=== Given exercise ===
From the entries below, list each line with "label".

↓↓↓

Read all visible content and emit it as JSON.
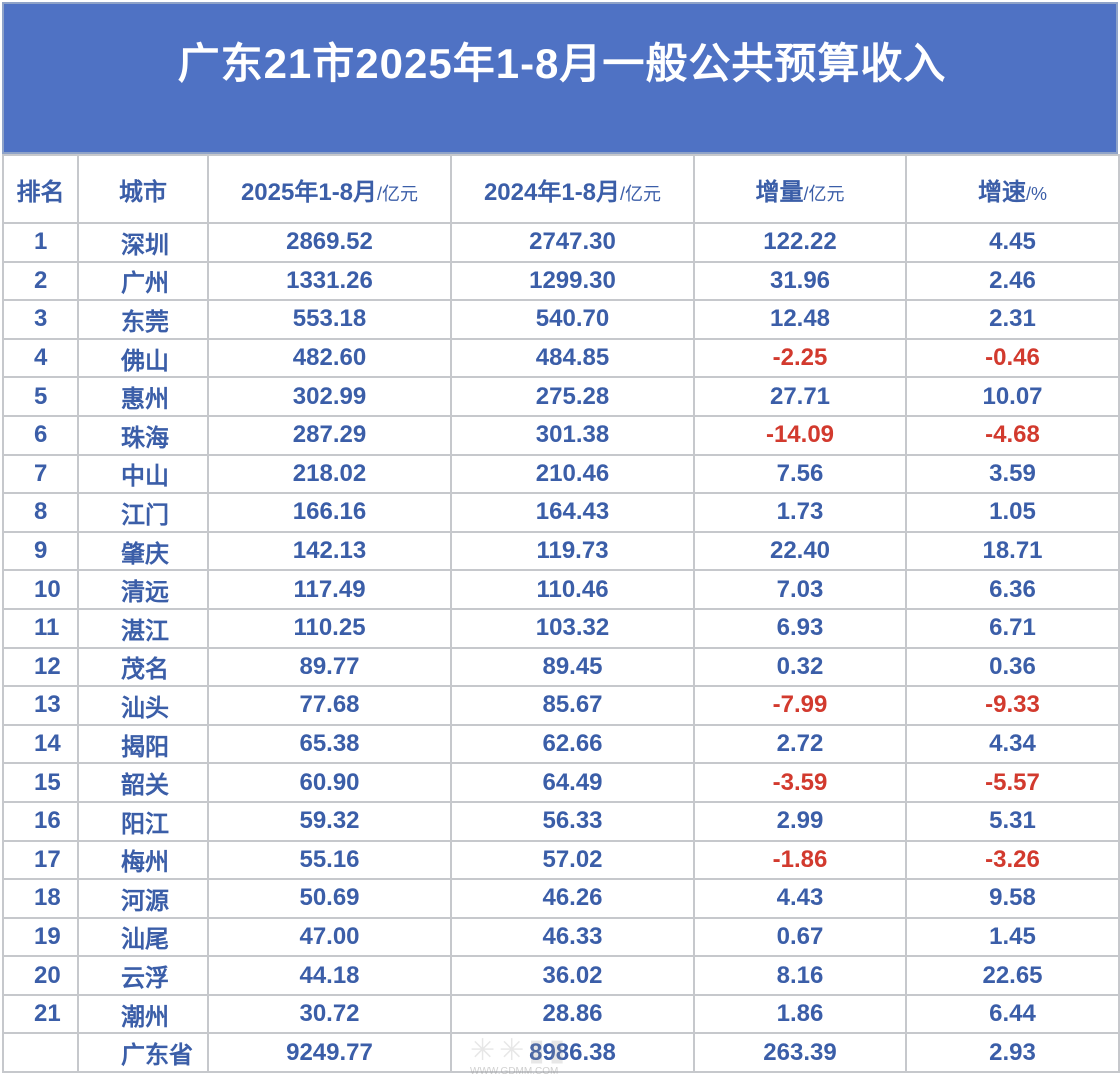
{
  "chart_data": {
    "type": "table",
    "title": "广东21市2025年1-8月一般公共预算收入",
    "columns": [
      {
        "label": "排名",
        "unit": ""
      },
      {
        "label": "城市",
        "unit": ""
      },
      {
        "label": "2025年1-8月",
        "unit": "/亿元"
      },
      {
        "label": "2024年1-8月",
        "unit": "/亿元"
      },
      {
        "label": "增量",
        "unit": "/亿元"
      },
      {
        "label": "增速",
        "unit": "/%"
      }
    ],
    "rows": [
      {
        "rank": "1",
        "city": "深圳",
        "v2025": "2869.52",
        "v2024": "2747.30",
        "delta": "122.22",
        "growth": "4.45"
      },
      {
        "rank": "2",
        "city": "广州",
        "v2025": "1331.26",
        "v2024": "1299.30",
        "delta": "31.96",
        "growth": "2.46"
      },
      {
        "rank": "3",
        "city": "东莞",
        "v2025": "553.18",
        "v2024": "540.70",
        "delta": "12.48",
        "growth": "2.31"
      },
      {
        "rank": "4",
        "city": "佛山",
        "v2025": "482.60",
        "v2024": "484.85",
        "delta": "-2.25",
        "growth": "-0.46"
      },
      {
        "rank": "5",
        "city": "惠州",
        "v2025": "302.99",
        "v2024": "275.28",
        "delta": "27.71",
        "growth": "10.07"
      },
      {
        "rank": "6",
        "city": "珠海",
        "v2025": "287.29",
        "v2024": "301.38",
        "delta": "-14.09",
        "growth": "-4.68"
      },
      {
        "rank": "7",
        "city": "中山",
        "v2025": "218.02",
        "v2024": "210.46",
        "delta": "7.56",
        "growth": "3.59"
      },
      {
        "rank": "8",
        "city": "江门",
        "v2025": "166.16",
        "v2024": "164.43",
        "delta": "1.73",
        "growth": "1.05"
      },
      {
        "rank": "9",
        "city": "肇庆",
        "v2025": "142.13",
        "v2024": "119.73",
        "delta": "22.40",
        "growth": "18.71"
      },
      {
        "rank": "10",
        "city": "清远",
        "v2025": "117.49",
        "v2024": "110.46",
        "delta": "7.03",
        "growth": "6.36"
      },
      {
        "rank": "11",
        "city": "湛江",
        "v2025": "110.25",
        "v2024": "103.32",
        "delta": "6.93",
        "growth": "6.71"
      },
      {
        "rank": "12",
        "city": "茂名",
        "v2025": "89.77",
        "v2024": "89.45",
        "delta": "0.32",
        "growth": "0.36"
      },
      {
        "rank": "13",
        "city": "汕头",
        "v2025": "77.68",
        "v2024": "85.67",
        "delta": "-7.99",
        "growth": "-9.33"
      },
      {
        "rank": "14",
        "city": "揭阳",
        "v2025": "65.38",
        "v2024": "62.66",
        "delta": "2.72",
        "growth": "4.34"
      },
      {
        "rank": "15",
        "city": "韶关",
        "v2025": "60.90",
        "v2024": "64.49",
        "delta": "-3.59",
        "growth": "-5.57"
      },
      {
        "rank": "16",
        "city": "阳江",
        "v2025": "59.32",
        "v2024": "56.33",
        "delta": "2.99",
        "growth": "5.31"
      },
      {
        "rank": "17",
        "city": "梅州",
        "v2025": "55.16",
        "v2024": "57.02",
        "delta": "-1.86",
        "growth": "-3.26"
      },
      {
        "rank": "18",
        "city": "河源",
        "v2025": "50.69",
        "v2024": "46.26",
        "delta": "4.43",
        "growth": "9.58"
      },
      {
        "rank": "19",
        "city": "汕尾",
        "v2025": "47.00",
        "v2024": "46.33",
        "delta": "0.67",
        "growth": "1.45"
      },
      {
        "rank": "20",
        "city": "云浮",
        "v2025": "44.18",
        "v2024": "36.02",
        "delta": "8.16",
        "growth": "22.65"
      },
      {
        "rank": "21",
        "city": "潮州",
        "v2025": "30.72",
        "v2024": "28.86",
        "delta": "1.86",
        "growth": "6.44"
      }
    ],
    "total": {
      "rank": "",
      "city": "广东省",
      "v2025": "9249.77",
      "v2024": "8986.38",
      "delta": "263.39",
      "growth": "2.93"
    }
  },
  "colors": {
    "title_bg": "#4f72c4",
    "title_text": "#ffffff",
    "cell_text": "#3b5ea8",
    "negative_text": "#d23a2e",
    "grid": "#c6c8cc"
  },
  "watermark": {
    "text": "WWW.GDMM.COM"
  }
}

↑↑↑

=== Response ===
        "label": "排名",
        "label": "城市",
        "label": "2025年1-8月",
        "label": "2024年1-8月",
        "label": "增量",
        "label": "增速",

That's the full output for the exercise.